Copy the records that follow exactly as written, but not their pictures.
- - - -
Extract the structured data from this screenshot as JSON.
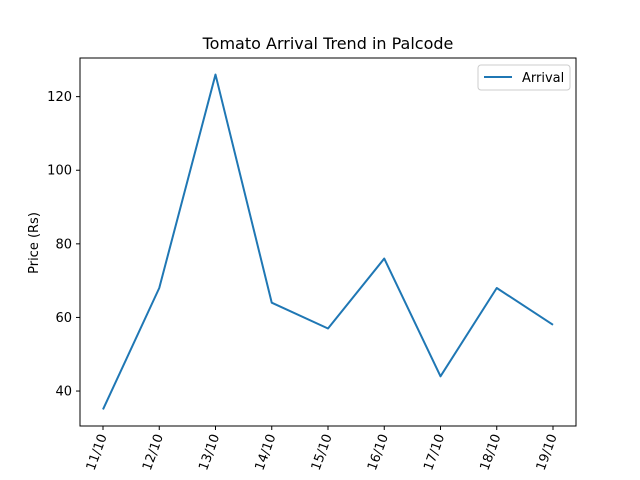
{
  "chart_data": {
    "type": "line",
    "title": "Tomato Arrival Trend in Palcode",
    "xlabel": "",
    "ylabel": "Price (Rs)",
    "categories": [
      "11/10",
      "12/10",
      "13/10",
      "14/10",
      "15/10",
      "16/10",
      "17/10",
      "18/10",
      "19/10"
    ],
    "series": [
      {
        "name": "Arrival",
        "values": [
          35,
          68,
          126,
          64,
          57,
          76,
          44,
          68,
          58
        ],
        "color": "#1f77b4"
      }
    ],
    "ylim": [
      30.5,
      130.5
    ],
    "yticks": [
      40,
      60,
      80,
      100,
      120
    ],
    "grid": false,
    "legend": "top-right",
    "xtick_rotation": 70
  }
}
- - - -
→ **ANSWER TO THE PROBLEM**:
Extract the structured data from this screenshot as JSON.
{
  "chart_data": {
    "type": "line",
    "title": "Tomato Arrival Trend in Palcode",
    "xlabel": "",
    "ylabel": "Price (Rs)",
    "categories": [
      "11/10",
      "12/10",
      "13/10",
      "14/10",
      "15/10",
      "16/10",
      "17/10",
      "18/10",
      "19/10"
    ],
    "series": [
      {
        "name": "Arrival",
        "values": [
          35,
          68,
          126,
          64,
          57,
          76,
          44,
          68,
          58
        ],
        "color": "#1f77b4"
      }
    ],
    "ylim": [
      30.5,
      130.5
    ],
    "yticks": [
      40,
      60,
      80,
      100,
      120
    ],
    "grid": false,
    "legend": "top-right",
    "xtick_rotation": 70
  }
}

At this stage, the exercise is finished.